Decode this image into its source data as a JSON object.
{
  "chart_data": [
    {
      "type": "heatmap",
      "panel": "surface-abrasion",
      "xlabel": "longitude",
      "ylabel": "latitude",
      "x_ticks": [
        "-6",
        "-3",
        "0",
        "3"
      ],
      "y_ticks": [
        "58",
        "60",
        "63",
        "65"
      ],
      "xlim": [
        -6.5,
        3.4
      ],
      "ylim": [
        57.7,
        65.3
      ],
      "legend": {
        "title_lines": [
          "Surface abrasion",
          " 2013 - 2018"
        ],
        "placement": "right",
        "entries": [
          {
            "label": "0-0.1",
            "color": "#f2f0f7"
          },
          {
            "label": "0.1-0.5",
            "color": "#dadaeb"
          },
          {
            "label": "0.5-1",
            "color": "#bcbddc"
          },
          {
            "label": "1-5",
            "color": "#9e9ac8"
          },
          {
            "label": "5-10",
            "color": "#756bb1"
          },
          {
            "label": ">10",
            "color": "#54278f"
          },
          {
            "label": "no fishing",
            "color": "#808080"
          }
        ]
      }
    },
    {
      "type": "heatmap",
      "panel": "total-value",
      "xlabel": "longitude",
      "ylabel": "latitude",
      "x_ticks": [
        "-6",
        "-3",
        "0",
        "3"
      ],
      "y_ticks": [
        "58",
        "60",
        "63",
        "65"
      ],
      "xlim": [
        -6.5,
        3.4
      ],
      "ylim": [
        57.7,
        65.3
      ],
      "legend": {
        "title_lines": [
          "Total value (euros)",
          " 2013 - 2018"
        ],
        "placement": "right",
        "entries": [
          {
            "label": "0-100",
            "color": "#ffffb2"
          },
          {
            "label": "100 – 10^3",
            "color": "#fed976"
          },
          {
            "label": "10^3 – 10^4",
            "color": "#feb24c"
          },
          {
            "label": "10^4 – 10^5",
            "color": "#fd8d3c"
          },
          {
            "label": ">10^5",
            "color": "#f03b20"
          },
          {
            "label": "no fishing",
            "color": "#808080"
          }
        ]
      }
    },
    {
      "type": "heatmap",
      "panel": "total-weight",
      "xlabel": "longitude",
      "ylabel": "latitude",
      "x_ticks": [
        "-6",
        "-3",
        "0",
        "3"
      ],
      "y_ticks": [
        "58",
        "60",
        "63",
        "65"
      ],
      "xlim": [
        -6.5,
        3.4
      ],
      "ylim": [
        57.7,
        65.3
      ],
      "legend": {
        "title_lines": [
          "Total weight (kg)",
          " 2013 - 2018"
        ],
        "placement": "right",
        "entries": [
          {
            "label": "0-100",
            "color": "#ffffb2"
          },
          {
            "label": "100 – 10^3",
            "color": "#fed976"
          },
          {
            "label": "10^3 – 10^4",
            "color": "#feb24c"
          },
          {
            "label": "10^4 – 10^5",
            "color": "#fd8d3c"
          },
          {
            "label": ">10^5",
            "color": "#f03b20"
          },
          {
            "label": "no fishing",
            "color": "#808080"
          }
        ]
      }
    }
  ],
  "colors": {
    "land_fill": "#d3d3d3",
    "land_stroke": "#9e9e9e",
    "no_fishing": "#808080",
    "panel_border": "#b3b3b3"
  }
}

────────────────────

DO THIS:
Copy out all the entries shown above, character for character.

EXPECTED OUTPUT:
Decode this image into its source data as a JSON object.
{
  "chart_data": [
    {
      "type": "heatmap",
      "panel": "surface-abrasion",
      "xlabel": "longitude",
      "ylabel": "latitude",
      "x_ticks": [
        "-6",
        "-3",
        "0",
        "3"
      ],
      "y_ticks": [
        "58",
        "60",
        "63",
        "65"
      ],
      "xlim": [
        -6.5,
        3.4
      ],
      "ylim": [
        57.7,
        65.3
      ],
      "legend": {
        "title_lines": [
          "Surface abrasion",
          " 2013 - 2018"
        ],
        "placement": "right",
        "entries": [
          {
            "label": "0-0.1",
            "color": "#f2f0f7"
          },
          {
            "label": "0.1-0.5",
            "color": "#dadaeb"
          },
          {
            "label": "0.5-1",
            "color": "#bcbddc"
          },
          {
            "label": "1-5",
            "color": "#9e9ac8"
          },
          {
            "label": "5-10",
            "color": "#756bb1"
          },
          {
            "label": ">10",
            "color": "#54278f"
          },
          {
            "label": "no fishing",
            "color": "#808080"
          }
        ]
      }
    },
    {
      "type": "heatmap",
      "panel": "total-value",
      "xlabel": "longitude",
      "ylabel": "latitude",
      "x_ticks": [
        "-6",
        "-3",
        "0",
        "3"
      ],
      "y_ticks": [
        "58",
        "60",
        "63",
        "65"
      ],
      "xlim": [
        -6.5,
        3.4
      ],
      "ylim": [
        57.7,
        65.3
      ],
      "legend": {
        "title_lines": [
          "Total value (euros)",
          " 2013 - 2018"
        ],
        "placement": "right",
        "entries": [
          {
            "label": "0-100",
            "color": "#ffffb2"
          },
          {
            "label": "100 – 10^3",
            "color": "#fed976"
          },
          {
            "label": "10^3 – 10^4",
            "color": "#feb24c"
          },
          {
            "label": "10^4 – 10^5",
            "color": "#fd8d3c"
          },
          {
            "label": ">10^5",
            "color": "#f03b20"
          },
          {
            "label": "no fishing",
            "color": "#808080"
          }
        ]
      }
    },
    {
      "type": "heatmap",
      "panel": "total-weight",
      "xlabel": "longitude",
      "ylabel": "latitude",
      "x_ticks": [
        "-6",
        "-3",
        "0",
        "3"
      ],
      "y_ticks": [
        "58",
        "60",
        "63",
        "65"
      ],
      "xlim": [
        -6.5,
        3.4
      ],
      "ylim": [
        57.7,
        65.3
      ],
      "legend": {
        "title_lines": [
          "Total weight (kg)",
          " 2013 - 2018"
        ],
        "placement": "right",
        "entries": [
          {
            "label": "0-100",
            "color": "#ffffb2"
          },
          {
            "label": "100 – 10^3",
            "color": "#fed976"
          },
          {
            "label": "10^3 – 10^4",
            "color": "#feb24c"
          },
          {
            "label": "10^4 – 10^5",
            "color": "#fd8d3c"
          },
          {
            "label": ">10^5",
            "color": "#f03b20"
          },
          {
            "label": "no fishing",
            "color": "#808080"
          }
        ]
      }
    }
  ],
  "colors": {
    "land_fill": "#d3d3d3",
    "land_stroke": "#9e9e9e",
    "no_fishing": "#808080",
    "panel_border": "#b3b3b3"
  }
}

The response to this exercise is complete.